**EXERCISE GOAL:**
Leave the images out and write out each entry exactly as shown.
════════════════
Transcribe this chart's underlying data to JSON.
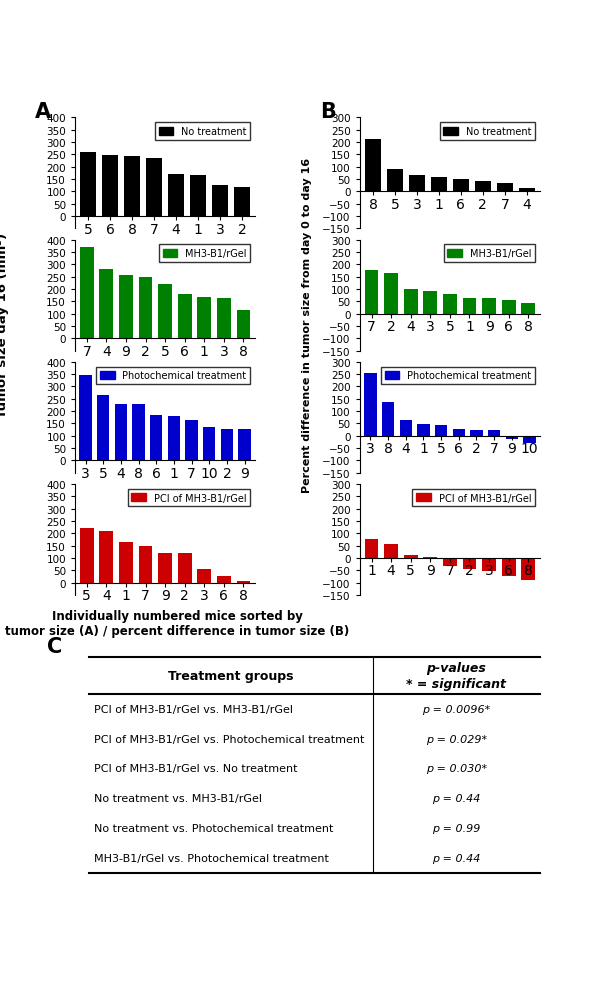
{
  "A_no_treatment": {
    "mice": [
      5,
      6,
      8,
      7,
      4,
      1,
      3,
      2
    ],
    "values": [
      258,
      248,
      243,
      237,
      170,
      165,
      128,
      118
    ],
    "color": "#000000",
    "label": "No treatment",
    "ylim": [
      -50,
      400
    ],
    "yticks": [
      0,
      50,
      100,
      150,
      200,
      250,
      300,
      350,
      400
    ]
  },
  "A_mh3": {
    "mice": [
      7,
      4,
      9,
      2,
      5,
      6,
      1,
      3,
      8
    ],
    "values": [
      370,
      280,
      255,
      247,
      220,
      178,
      168,
      165,
      115
    ],
    "color": "#008000",
    "label": "MH3-B1/rGel",
    "ylim": [
      -50,
      400
    ],
    "yticks": [
      0,
      50,
      100,
      150,
      200,
      250,
      300,
      350,
      400
    ]
  },
  "A_photo": {
    "mice": [
      3,
      5,
      4,
      8,
      6,
      1,
      7,
      10,
      2,
      9
    ],
    "values": [
      347,
      265,
      230,
      227,
      185,
      178,
      163,
      137,
      128,
      128
    ],
    "color": "#0000CC",
    "label": "Photochemical treatment",
    "ylim": [
      -50,
      400
    ],
    "yticks": [
      0,
      50,
      100,
      150,
      200,
      250,
      300,
      350,
      400
    ]
  },
  "A_pci": {
    "mice": [
      5,
      4,
      1,
      7,
      9,
      2,
      3,
      6,
      8
    ],
    "values": [
      222,
      208,
      163,
      150,
      120,
      119,
      55,
      25,
      5
    ],
    "color": "#CC0000",
    "label": "PCI of MH3-B1/rGel",
    "ylim": [
      -50,
      400
    ],
    "yticks": [
      0,
      50,
      100,
      150,
      200,
      250,
      300,
      350,
      400
    ]
  },
  "B_no_treatment": {
    "mice": [
      8,
      5,
      3,
      1,
      6,
      2,
      7,
      4
    ],
    "values": [
      213,
      90,
      65,
      58,
      50,
      42,
      33,
      12
    ],
    "color": "#000000",
    "label": "No treatment",
    "ylim": [
      -150,
      300
    ],
    "yticks": [
      -150,
      -100,
      -50,
      0,
      50,
      100,
      150,
      200,
      250,
      300
    ]
  },
  "B_mh3": {
    "mice": [
      7,
      2,
      4,
      3,
      5,
      1,
      9,
      6,
      8
    ],
    "values": [
      178,
      165,
      100,
      90,
      78,
      65,
      62,
      55,
      42
    ],
    "color": "#008000",
    "label": "MH3-B1/rGel",
    "ylim": [
      -150,
      300
    ],
    "yticks": [
      -150,
      -100,
      -50,
      0,
      50,
      100,
      150,
      200,
      250,
      300
    ]
  },
  "B_photo": {
    "mice": [
      3,
      8,
      4,
      1,
      5,
      6,
      2,
      7,
      9,
      10
    ],
    "values": [
      255,
      138,
      65,
      48,
      45,
      27,
      25,
      22,
      -15,
      -30
    ],
    "color": "#0000CC",
    "label": "Photochemical treatment",
    "ylim": [
      -150,
      300
    ],
    "yticks": [
      -150,
      -100,
      -50,
      0,
      50,
      100,
      150,
      200,
      250,
      300
    ]
  },
  "B_pci": {
    "mice": [
      1,
      4,
      5,
      9,
      7,
      2,
      3,
      6,
      8
    ],
    "values": [
      75,
      55,
      10,
      5,
      -35,
      -45,
      -55,
      -75,
      -90
    ],
    "color": "#CC0000",
    "label": "PCI of MH3-B1/rGel",
    "ylim": [
      -150,
      300
    ],
    "yticks": [
      -150,
      -100,
      -50,
      0,
      50,
      100,
      150,
      200,
      250,
      300
    ]
  },
  "table_rows": [
    [
      "PCI of MH3-B1/rGel vs. MH3-B1/rGel",
      "p = 0.0096*"
    ],
    [
      "PCI of MH3-B1/rGel vs. Photochemical treatment",
      "p = 0.029*"
    ],
    [
      "PCI of MH3-B1/rGel vs. No treatment",
      "p = 0.030*"
    ],
    [
      "No treatment vs. MH3-B1/rGel",
      "p = 0.44"
    ],
    [
      "No treatment vs. Photochemical treatment",
      "p = 0.99"
    ],
    [
      "MH3-B1/rGel vs. Photochemical treatment",
      "p = 0.44"
    ]
  ],
  "col_header_left": "Treatment groups",
  "col_header_right": "p-values\n* = significant",
  "ylabel_A": "Tumor size day 16 (mm³)",
  "ylabel_B": "Percent difference in tumor size from day 0 to day 16",
  "xlabel": "Individually numbered mice sorted by\ntumor size (A) / percent difference in tumor size (B)",
  "panel_A_label": "A",
  "panel_B_label": "B",
  "panel_C_label": "C"
}
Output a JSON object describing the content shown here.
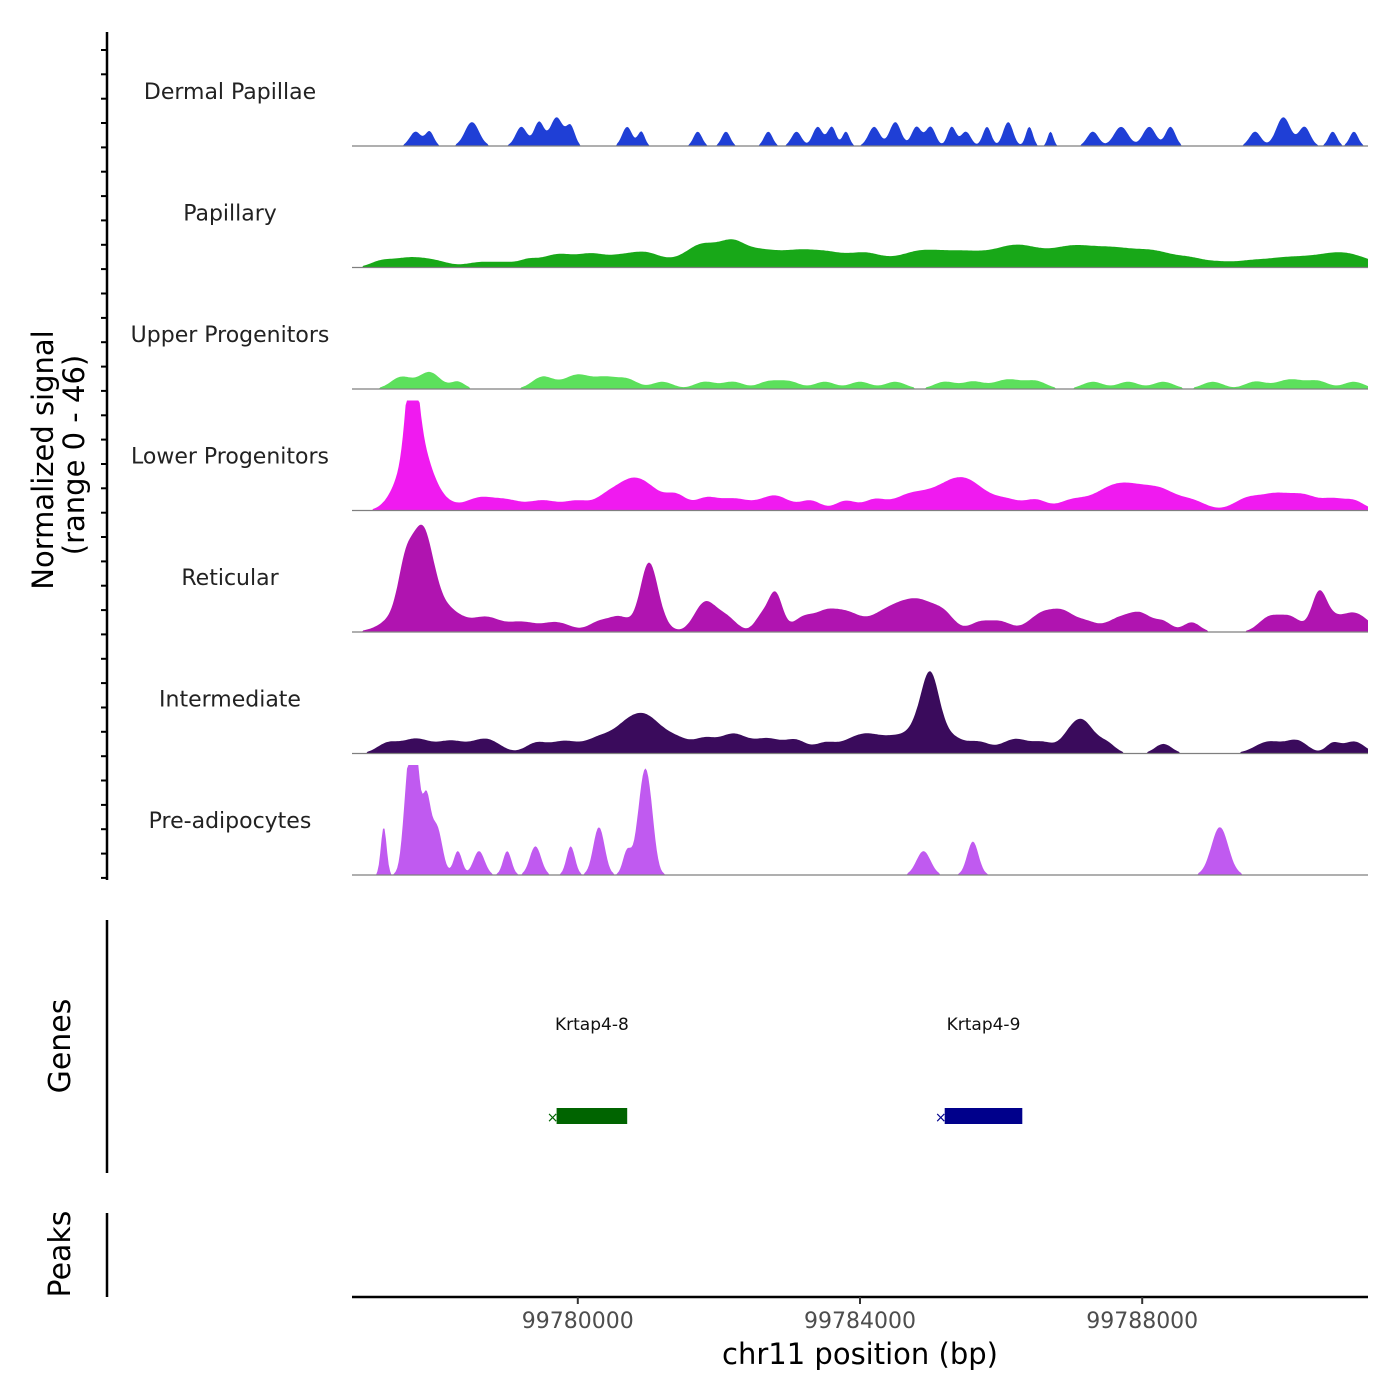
════════════════
**RESULT:**
Transcribe this chart's underlying data to JSON.
{
  "A_no_treatment": {
    "mice": [
      5,
      6,
      8,
      7,
      4,
      1,
      3,
      2
    ],
    "values": [
      258,
      248,
      243,
      237,
      170,
      165,
      128,
      118
    ],
    "color": "#000000",
    "label": "No treatment",
    "ylim": [
      -50,
      400
    ],
    "yticks": [
      0,
      50,
      100,
      150,
      200,
      250,
      300,
      350,
      400
    ]
  },
  "A_mh3": {
    "mice": [
      7,
      4,
      9,
      2,
      5,
      6,
      1,
      3,
      8
    ],
    "values": [
      370,
      280,
      255,
      247,
      220,
      178,
      168,
      165,
      115
    ],
    "color": "#008000",
    "label": "MH3-B1/rGel",
    "ylim": [
      -50,
      400
    ],
    "yticks": [
      0,
      50,
      100,
      150,
      200,
      250,
      300,
      350,
      400
    ]
  },
  "A_photo": {
    "mice": [
      3,
      5,
      4,
      8,
      6,
      1,
      7,
      10,
      2,
      9
    ],
    "values": [
      347,
      265,
      230,
      227,
      185,
      178,
      163,
      137,
      128,
      128
    ],
    "color": "#0000CC",
    "label": "Photochemical treatment",
    "ylim": [
      -50,
      400
    ],
    "yticks": [
      0,
      50,
      100,
      150,
      200,
      250,
      300,
      350,
      400
    ]
  },
  "A_pci": {
    "mice": [
      5,
      4,
      1,
      7,
      9,
      2,
      3,
      6,
      8
    ],
    "values": [
      222,
      208,
      163,
      150,
      120,
      119,
      55,
      25,
      5
    ],
    "color": "#CC0000",
    "label": "PCI of MH3-B1/rGel",
    "ylim": [
      -50,
      400
    ],
    "yticks": [
      0,
      50,
      100,
      150,
      200,
      250,
      300,
      350,
      400
    ]
  },
  "B_no_treatment": {
    "mice": [
      8,
      5,
      3,
      1,
      6,
      2,
      7,
      4
    ],
    "values": [
      213,
      90,
      65,
      58,
      50,
      42,
      33,
      12
    ],
    "color": "#000000",
    "label": "No treatment",
    "ylim": [
      -150,
      300
    ],
    "yticks": [
      -150,
      -100,
      -50,
      0,
      50,
      100,
      150,
      200,
      250,
      300
    ]
  },
  "B_mh3": {
    "mice": [
      7,
      2,
      4,
      3,
      5,
      1,
      9,
      6,
      8
    ],
    "values": [
      178,
      165,
      100,
      90,
      78,
      65,
      62,
      55,
      42
    ],
    "color": "#008000",
    "label": "MH3-B1/rGel",
    "ylim": [
      -150,
      300
    ],
    "yticks": [
      -150,
      -100,
      -50,
      0,
      50,
      100,
      150,
      200,
      250,
      300
    ]
  },
  "B_photo": {
    "mice": [
      3,
      8,
      4,
      1,
      5,
      6,
      2,
      7,
      9,
      10
    ],
    "values": [
      255,
      138,
      65,
      48,
      45,
      27,
      25,
      22,
      -15,
      -30
    ],
    "color": "#0000CC",
    "label": "Photochemical treatment",
    "ylim": [
      -150,
      300
    ],
    "yticks": [
      -150,
      -100,
      -50,
      0,
      50,
      100,
      150,
      200,
      250,
      300
    ]
  },
  "B_pci": {
    "mice": [
      1,
      4,
      5,
      9,
      7,
      2,
      3,
      6,
      8
    ],
    "values": [
      75,
      55,
      10,
      5,
      -35,
      -45,
      -55,
      -75,
      -90
    ],
    "color": "#CC0000",
    "label": "PCI of MH3-B1/rGel",
    "ylim": [
      -150,
      300
    ],
    "yticks": [
      -150,
      -100,
      -50,
      0,
      50,
      100,
      150,
      200,
      250,
      300
    ]
  },
  "table_rows": [
    [
      "PCI of MH3-B1/rGel vs. MH3-B1/rGel",
      "p = 0.0096*"
    ],
    [
      "PCI of MH3-B1/rGel vs. Photochemical treatment",
      "p = 0.029*"
    ],
    [
      "PCI of MH3-B1/rGel vs. No treatment",
      "p = 0.030*"
    ],
    [
      "No treatment vs. MH3-B1/rGel",
      "p = 0.44"
    ],
    [
      "No treatment vs. Photochemical treatment",
      "p = 0.99"
    ],
    [
      "MH3-B1/rGel vs. Photochemical treatment",
      "p = 0.44"
    ]
  ],
  "col_header_left": "Treatment groups",
  "col_header_right": "p-values\n* = significant",
  "ylabel_A": "Tumor size day 16 (mm³)",
  "ylabel_B": "Percent difference in tumor size from day 0 to day 16",
  "xlabel": "Individually numbered mice sorted by\ntumor size (A) / percent difference in tumor size (B)",
  "panel_A_label": "A",
  "panel_B_label": "B",
  "panel_C_label": "C"
}
Output a JSON object describing the content shown here.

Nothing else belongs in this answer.